-- START OF Exercise material --

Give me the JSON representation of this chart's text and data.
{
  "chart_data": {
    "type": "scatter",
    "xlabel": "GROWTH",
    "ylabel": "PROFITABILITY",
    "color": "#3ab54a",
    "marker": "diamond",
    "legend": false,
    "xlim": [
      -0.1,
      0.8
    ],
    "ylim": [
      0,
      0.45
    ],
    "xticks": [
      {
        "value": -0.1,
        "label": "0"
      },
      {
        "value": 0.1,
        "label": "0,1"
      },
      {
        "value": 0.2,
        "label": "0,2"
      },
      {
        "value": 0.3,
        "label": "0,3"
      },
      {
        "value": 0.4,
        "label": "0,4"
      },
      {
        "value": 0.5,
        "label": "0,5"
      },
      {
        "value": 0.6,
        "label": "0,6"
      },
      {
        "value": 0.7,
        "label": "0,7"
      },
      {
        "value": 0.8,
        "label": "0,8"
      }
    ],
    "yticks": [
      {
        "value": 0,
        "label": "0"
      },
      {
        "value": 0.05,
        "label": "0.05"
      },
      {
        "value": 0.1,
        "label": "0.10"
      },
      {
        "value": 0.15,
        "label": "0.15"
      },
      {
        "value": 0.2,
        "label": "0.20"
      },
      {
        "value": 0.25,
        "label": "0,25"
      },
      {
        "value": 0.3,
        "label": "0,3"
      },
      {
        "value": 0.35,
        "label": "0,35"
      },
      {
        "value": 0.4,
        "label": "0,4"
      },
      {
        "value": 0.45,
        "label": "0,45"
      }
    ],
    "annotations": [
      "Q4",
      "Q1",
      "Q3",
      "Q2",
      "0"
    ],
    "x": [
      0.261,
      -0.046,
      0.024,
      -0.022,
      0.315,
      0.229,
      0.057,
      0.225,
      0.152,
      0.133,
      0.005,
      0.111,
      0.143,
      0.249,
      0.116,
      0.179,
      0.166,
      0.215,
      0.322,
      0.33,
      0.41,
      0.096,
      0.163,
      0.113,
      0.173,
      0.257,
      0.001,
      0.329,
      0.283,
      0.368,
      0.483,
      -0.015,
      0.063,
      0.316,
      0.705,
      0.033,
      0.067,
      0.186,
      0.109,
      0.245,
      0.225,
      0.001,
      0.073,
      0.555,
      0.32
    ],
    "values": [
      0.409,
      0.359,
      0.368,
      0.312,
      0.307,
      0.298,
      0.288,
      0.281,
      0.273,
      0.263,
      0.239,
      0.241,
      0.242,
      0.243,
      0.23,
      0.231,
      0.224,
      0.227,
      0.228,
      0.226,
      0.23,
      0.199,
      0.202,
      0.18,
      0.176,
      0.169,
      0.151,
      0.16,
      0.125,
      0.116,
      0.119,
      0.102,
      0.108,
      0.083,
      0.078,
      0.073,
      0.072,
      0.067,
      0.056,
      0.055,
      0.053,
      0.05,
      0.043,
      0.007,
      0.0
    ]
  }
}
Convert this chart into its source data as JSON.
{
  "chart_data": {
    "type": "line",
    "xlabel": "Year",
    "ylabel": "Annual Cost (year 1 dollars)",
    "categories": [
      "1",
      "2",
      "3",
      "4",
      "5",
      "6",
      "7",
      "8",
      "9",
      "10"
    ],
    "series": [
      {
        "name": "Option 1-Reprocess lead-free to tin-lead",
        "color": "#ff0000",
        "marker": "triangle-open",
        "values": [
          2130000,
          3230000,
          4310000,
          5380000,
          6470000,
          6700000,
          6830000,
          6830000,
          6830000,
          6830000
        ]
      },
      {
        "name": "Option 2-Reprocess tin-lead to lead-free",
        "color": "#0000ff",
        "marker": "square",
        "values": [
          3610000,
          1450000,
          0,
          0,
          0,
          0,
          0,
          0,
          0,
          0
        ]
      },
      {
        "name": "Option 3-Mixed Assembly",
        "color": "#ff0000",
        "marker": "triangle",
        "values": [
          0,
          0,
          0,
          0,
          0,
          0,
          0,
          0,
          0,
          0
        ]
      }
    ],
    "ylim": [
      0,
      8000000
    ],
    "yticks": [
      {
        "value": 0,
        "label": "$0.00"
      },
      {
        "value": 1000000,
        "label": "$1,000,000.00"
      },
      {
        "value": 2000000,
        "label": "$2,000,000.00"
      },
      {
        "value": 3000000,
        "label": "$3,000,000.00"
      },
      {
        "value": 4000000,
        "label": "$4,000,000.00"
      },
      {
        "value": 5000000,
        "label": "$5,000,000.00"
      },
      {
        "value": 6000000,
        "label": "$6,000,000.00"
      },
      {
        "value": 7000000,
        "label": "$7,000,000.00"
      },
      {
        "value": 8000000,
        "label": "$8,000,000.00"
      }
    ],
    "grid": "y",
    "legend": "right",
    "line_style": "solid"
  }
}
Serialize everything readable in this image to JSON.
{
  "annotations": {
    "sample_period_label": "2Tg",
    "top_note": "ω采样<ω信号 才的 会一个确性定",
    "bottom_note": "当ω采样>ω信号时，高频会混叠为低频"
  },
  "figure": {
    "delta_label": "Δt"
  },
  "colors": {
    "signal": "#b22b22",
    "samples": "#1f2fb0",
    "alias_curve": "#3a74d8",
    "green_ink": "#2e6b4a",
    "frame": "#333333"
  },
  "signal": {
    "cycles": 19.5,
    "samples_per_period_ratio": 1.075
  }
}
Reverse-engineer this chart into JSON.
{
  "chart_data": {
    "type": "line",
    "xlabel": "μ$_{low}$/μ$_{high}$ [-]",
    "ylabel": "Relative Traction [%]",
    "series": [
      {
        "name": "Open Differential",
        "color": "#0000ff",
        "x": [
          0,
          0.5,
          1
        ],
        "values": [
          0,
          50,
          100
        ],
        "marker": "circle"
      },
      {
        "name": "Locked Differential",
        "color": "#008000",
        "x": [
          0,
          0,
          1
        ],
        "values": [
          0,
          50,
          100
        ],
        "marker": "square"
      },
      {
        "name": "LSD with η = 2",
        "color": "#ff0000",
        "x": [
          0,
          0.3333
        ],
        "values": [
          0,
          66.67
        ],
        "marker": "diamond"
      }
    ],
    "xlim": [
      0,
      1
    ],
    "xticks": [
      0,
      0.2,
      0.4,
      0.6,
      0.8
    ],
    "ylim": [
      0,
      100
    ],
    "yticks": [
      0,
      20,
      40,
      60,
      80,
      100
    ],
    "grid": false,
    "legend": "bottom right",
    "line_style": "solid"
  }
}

-- END OF Exercise material --

Your task is to retype all of the records exactly.

Give me the JSON representation of this chart's text and data.
{
  "chart_data": {
    "type": "scatter",
    "xlabel": "GROWTH",
    "ylabel": "PROFITABILITY",
    "color": "#3ab54a",
    "marker": "diamond",
    "legend": false,
    "xlim": [
      -0.1,
      0.8
    ],
    "ylim": [
      0,
      0.45
    ],
    "xticks": [
      {
        "value": -0.1,
        "label": "0"
      },
      {
        "value": 0.1,
        "label": "0,1"
      },
      {
        "value": 0.2,
        "label": "0,2"
      },
      {
        "value": 0.3,
        "label": "0,3"
      },
      {
        "value": 0.4,
        "label": "0,4"
      },
      {
        "value": 0.5,
        "label": "0,5"
      },
      {
        "value": 0.6,
        "label": "0,6"
      },
      {
        "value": 0.7,
        "label": "0,7"
      },
      {
        "value": 0.8,
        "label": "0,8"
      }
    ],
    "yticks": [
      {
        "value": 0,
        "label": "0"
      },
      {
        "value": 0.05,
        "label": "0.05"
      },
      {
        "value": 0.1,
        "label": "0.10"
      },
      {
        "value": 0.15,
        "label": "0.15"
      },
      {
        "value": 0.2,
        "label": "0.20"
      },
      {
        "value": 0.25,
        "label": "0,25"
      },
      {
        "value": 0.3,
        "label": "0,3"
      },
      {
        "value": 0.35,
        "label": "0,35"
      },
      {
        "value": 0.4,
        "label": "0,4"
      },
      {
        "value": 0.45,
        "label": "0,45"
      }
    ],
    "annotations": [
      "Q4",
      "Q1",
      "Q3",
      "Q2",
      "0"
    ],
    "x": [
      0.261,
      -0.046,
      0.024,
      -0.022,
      0.315,
      0.229,
      0.057,
      0.225,
      0.152,
      0.133,
      0.005,
      0.111,
      0.143,
      0.249,
      0.116,
      0.179,
      0.166,
      0.215,
      0.322,
      0.33,
      0.41,
      0.096,
      0.163,
      0.113,
      0.173,
      0.257,
      0.001,
      0.329,
      0.283,
      0.368,
      0.483,
      -0.015,
      0.063,
      0.316,
      0.705,
      0.033,
      0.067,
      0.186,
      0.109,
      0.245,
      0.225,
      0.001,
      0.073,
      0.555,
      0.32
    ],
    "values": [
      0.409,
      0.359,
      0.368,
      0.312,
      0.307,
      0.298,
      0.288,
      0.281,
      0.273,
      0.263,
      0.239,
      0.241,
      0.242,
      0.243,
      0.23,
      0.231,
      0.224,
      0.227,
      0.228,
      0.226,
      0.23,
      0.199,
      0.202,
      0.18,
      0.176,
      0.169,
      0.151,
      0.16,
      0.125,
      0.116,
      0.119,
      0.102,
      0.108,
      0.083,
      0.078,
      0.073,
      0.072,
      0.067,
      0.056,
      0.055,
      0.053,
      0.05,
      0.043,
      0.007,
      0.0
    ]
  }
}
Convert this chart into its source data as JSON.
{
  "chart_data": {
    "type": "line",
    "xlabel": "Year",
    "ylabel": "Annual Cost (year 1 dollars)",
    "categories": [
      "1",
      "2",
      "3",
      "4",
      "5",
      "6",
      "7",
      "8",
      "9",
      "10"
    ],
    "series": [
      {
        "name": "Option 1-Reprocess lead-free to tin-lead",
        "color": "#ff0000",
        "marker": "triangle-open",
        "values": [
          2130000,
          3230000,
          4310000,
          5380000,
          6470000,
          6700000,
          6830000,
          6830000,
          6830000,
          6830000
        ]
      },
      {
        "name": "Option 2-Reprocess tin-lead to lead-free",
        "color": "#0000ff",
        "marker": "square",
        "values": [
          3610000,
          1450000,
          0,
          0,
          0,
          0,
          0,
          0,
          0,
          0
        ]
      },
      {
        "name": "Option 3-Mixed Assembly",
        "color": "#ff0000",
        "marker": "triangle",
        "values": [
          0,
          0,
          0,
          0,
          0,
          0,
          0,
          0,
          0,
          0
        ]
      }
    ],
    "ylim": [
      0,
      8000000
    ],
    "yticks": [
      {
        "value": 0,
        "label": "$0.00"
      },
      {
        "value": 1000000,
        "label": "$1,000,000.00"
      },
      {
        "value": 2000000,
        "label": "$2,000,000.00"
      },
      {
        "value": 3000000,
        "label": "$3,000,000.00"
      },
      {
        "value": 4000000,
        "label": "$4,000,000.00"
      },
      {
        "value": 5000000,
        "label": "$5,000,000.00"
      },
      {
        "value": 6000000,
        "label": "$6,000,000.00"
      },
      {
        "value": 7000000,
        "label": "$7,000,000.00"
      },
      {
        "value": 8000000,
        "label": "$8,000,000.00"
      }
    ],
    "grid": "y",
    "legend": "right",
    "line_style": "solid"
  }
}
Serialize everything readable in this image to JSON.
{
  "annotations": {
    "sample_period_label": "2Tg",
    "top_note": "ω采样<ω信号 才的 会一个确性定",
    "bottom_note": "当ω采样>ω信号时，高频会混叠为低频"
  },
  "figure": {
    "delta_label": "Δt"
  },
  "colors": {
    "signal": "#b22b22",
    "samples": "#1f2fb0",
    "alias_curve": "#3a74d8",
    "green_ink": "#2e6b4a",
    "frame": "#333333"
  },
  "signal": {
    "cycles": 19.5,
    "samples_per_period_ratio": 1.075
  }
}
Reverse-engineer this chart into JSON.
{
  "chart_data": {
    "type": "line",
    "xlabel": "μ$_{low}$/μ$_{high}$ [-]",
    "ylabel": "Relative Traction [%]",
    "series": [
      {
        "name": "Open Differential",
        "color": "#0000ff",
        "x": [
          0,
          0.5,
          1
        ],
        "values": [
          0,
          50,
          100
        ],
        "marker": "circle"
      },
      {
        "name": "Locked Differential",
        "color": "#008000",
        "x": [
          0,
          0,
          1
        ],
        "values": [
          0,
          50,
          100
        ],
        "marker": "square"
      },
      {
        "name": "LSD with η = 2",
        "color": "#ff0000",
        "x": [
          0,
          0.3333
        ],
        "values": [
          0,
          66.67
        ],
        "marker": "diamond"
      }
    ],
    "xlim": [
      0,
      1
    ],
    "xticks": [
      0,
      0.2,
      0.4,
      0.6,
      0.8
    ],
    "ylim": [
      0,
      100
    ],
    "yticks": [
      0,
      20,
      40,
      60,
      80,
      100
    ],
    "grid": false,
    "legend": "bottom right",
    "line_style": "solid"
  }
}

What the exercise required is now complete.